Required task —
Collect all the lines that mention the word "content".
-- start of Entries supplied --
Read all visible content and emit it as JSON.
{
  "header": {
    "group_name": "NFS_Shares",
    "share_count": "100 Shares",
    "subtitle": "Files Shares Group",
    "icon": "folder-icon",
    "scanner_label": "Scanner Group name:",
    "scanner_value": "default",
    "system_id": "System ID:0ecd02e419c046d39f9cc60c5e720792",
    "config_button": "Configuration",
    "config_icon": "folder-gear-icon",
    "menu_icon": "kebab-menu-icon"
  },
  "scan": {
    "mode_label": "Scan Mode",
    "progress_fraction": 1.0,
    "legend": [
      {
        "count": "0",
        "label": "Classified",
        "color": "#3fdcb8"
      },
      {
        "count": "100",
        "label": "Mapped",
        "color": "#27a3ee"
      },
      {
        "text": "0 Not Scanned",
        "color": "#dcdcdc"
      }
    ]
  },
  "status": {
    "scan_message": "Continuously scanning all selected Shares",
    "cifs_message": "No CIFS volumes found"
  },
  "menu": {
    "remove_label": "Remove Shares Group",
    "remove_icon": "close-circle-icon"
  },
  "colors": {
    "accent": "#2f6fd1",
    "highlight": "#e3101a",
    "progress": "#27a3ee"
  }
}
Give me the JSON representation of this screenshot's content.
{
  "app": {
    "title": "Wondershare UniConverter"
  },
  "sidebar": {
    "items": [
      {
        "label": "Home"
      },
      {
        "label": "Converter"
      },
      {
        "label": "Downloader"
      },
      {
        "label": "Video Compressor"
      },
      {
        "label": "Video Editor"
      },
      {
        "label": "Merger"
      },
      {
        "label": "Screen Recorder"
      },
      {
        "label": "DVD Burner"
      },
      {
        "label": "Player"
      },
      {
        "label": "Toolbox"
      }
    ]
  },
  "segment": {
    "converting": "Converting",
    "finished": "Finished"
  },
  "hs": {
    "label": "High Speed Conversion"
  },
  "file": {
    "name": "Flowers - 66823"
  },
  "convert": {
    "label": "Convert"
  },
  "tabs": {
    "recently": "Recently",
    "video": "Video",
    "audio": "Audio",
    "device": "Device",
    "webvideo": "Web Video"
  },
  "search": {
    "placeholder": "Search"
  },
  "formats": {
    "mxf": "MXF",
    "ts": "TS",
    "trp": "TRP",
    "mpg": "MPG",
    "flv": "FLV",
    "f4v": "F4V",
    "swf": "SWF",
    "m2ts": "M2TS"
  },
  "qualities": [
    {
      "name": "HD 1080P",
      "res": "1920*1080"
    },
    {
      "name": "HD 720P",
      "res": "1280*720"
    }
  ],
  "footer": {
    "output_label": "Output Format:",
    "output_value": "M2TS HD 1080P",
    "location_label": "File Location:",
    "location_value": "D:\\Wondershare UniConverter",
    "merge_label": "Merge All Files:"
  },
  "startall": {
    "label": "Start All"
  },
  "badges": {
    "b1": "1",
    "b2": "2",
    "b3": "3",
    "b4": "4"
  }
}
-- end of Entries supplied --
In response —
Read all visible content and emit it as JSON.
Give me the JSON representation of this screenshot's content.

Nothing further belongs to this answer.